• The problem:
Using the listing below, select the lines with the word "التحفة" and copy them.
Start
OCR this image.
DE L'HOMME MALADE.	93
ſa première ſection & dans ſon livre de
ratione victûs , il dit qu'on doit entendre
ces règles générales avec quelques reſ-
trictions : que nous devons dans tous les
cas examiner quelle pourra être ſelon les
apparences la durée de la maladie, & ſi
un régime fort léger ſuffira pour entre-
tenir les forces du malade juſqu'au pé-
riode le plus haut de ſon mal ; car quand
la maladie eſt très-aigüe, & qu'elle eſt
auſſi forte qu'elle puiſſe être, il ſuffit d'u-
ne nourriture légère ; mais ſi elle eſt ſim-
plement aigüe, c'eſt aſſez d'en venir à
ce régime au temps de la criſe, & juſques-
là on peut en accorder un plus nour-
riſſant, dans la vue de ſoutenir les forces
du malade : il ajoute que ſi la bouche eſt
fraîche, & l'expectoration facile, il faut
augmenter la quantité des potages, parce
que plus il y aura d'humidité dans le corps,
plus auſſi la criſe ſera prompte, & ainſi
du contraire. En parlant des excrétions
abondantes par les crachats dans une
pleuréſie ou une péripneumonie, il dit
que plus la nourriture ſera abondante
End
Start
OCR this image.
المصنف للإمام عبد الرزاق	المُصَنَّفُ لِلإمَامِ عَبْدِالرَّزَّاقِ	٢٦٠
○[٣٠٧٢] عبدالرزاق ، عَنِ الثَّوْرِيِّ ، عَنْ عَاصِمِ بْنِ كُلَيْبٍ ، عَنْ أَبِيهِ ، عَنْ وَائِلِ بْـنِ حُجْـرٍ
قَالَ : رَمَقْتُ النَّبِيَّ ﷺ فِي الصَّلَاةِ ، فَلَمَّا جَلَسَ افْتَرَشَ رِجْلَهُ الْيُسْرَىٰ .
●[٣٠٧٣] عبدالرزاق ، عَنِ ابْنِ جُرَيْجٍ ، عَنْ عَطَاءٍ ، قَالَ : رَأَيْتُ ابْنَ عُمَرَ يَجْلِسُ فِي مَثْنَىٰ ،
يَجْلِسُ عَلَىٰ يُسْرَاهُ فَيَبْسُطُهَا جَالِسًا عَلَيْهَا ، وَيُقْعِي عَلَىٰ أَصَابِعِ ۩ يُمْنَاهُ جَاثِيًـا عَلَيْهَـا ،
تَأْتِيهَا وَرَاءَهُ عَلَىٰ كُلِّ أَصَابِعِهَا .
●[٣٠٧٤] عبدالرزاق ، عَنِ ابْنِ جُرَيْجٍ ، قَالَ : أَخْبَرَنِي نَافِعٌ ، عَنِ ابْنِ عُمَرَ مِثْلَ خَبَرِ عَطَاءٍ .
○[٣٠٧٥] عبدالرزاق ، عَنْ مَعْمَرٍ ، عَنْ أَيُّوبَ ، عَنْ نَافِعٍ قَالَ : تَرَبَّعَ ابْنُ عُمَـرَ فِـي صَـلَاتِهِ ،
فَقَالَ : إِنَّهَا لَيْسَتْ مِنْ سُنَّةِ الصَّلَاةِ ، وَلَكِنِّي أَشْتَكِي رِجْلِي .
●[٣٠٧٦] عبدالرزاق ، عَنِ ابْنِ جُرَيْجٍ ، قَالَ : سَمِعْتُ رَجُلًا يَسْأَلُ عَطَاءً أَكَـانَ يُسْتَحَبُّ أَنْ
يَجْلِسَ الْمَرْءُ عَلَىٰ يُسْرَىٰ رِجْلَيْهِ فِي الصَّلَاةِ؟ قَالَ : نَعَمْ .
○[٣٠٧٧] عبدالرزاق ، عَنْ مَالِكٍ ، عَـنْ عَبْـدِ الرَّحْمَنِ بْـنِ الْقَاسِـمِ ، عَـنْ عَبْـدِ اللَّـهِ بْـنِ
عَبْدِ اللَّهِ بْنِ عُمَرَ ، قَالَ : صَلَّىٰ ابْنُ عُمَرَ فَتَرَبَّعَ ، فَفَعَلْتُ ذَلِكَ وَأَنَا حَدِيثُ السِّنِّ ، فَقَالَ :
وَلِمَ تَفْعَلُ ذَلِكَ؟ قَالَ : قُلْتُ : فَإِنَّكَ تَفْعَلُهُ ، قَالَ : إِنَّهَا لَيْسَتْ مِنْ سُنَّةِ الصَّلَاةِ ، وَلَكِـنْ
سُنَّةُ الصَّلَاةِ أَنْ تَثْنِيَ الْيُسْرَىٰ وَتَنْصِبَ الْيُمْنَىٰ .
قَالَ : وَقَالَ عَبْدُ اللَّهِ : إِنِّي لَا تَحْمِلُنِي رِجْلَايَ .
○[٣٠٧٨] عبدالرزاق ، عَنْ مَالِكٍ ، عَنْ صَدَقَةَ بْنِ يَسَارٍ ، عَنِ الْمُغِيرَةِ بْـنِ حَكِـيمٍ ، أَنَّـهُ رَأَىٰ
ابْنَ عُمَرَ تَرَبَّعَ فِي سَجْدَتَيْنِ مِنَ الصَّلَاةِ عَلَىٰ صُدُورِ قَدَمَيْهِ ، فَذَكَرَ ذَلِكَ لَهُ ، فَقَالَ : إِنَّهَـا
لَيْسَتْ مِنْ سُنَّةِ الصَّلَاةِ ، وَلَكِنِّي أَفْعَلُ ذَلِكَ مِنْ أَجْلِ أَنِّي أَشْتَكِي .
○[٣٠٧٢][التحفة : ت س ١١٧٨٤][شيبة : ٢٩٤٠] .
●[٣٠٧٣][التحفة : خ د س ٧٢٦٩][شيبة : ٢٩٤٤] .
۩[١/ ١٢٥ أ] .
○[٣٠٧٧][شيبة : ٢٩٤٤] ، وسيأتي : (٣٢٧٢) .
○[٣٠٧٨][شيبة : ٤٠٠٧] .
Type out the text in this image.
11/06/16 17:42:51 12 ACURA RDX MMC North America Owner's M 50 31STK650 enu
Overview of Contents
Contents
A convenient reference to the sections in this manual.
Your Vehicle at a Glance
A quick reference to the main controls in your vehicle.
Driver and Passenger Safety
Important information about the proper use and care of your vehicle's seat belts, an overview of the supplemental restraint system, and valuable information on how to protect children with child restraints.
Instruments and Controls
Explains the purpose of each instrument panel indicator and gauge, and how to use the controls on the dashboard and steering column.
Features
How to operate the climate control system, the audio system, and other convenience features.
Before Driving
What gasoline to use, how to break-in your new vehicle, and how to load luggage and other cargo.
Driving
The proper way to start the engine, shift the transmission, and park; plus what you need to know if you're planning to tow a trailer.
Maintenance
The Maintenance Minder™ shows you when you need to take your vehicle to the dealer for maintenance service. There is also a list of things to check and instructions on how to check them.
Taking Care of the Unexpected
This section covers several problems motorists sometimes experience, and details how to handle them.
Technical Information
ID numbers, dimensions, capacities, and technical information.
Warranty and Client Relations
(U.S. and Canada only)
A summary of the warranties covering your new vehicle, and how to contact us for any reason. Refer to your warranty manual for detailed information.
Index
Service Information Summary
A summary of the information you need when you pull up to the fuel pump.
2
End
• Written solution:
○[٣٠٧٢][التحفة : ت س ١١٧٨٤][شيبة : ٢٩٤٠] .
●[٣٠٧٣][التحفة : خ د س ٧٢٦٩][شيبة : ٢٩٤٤] .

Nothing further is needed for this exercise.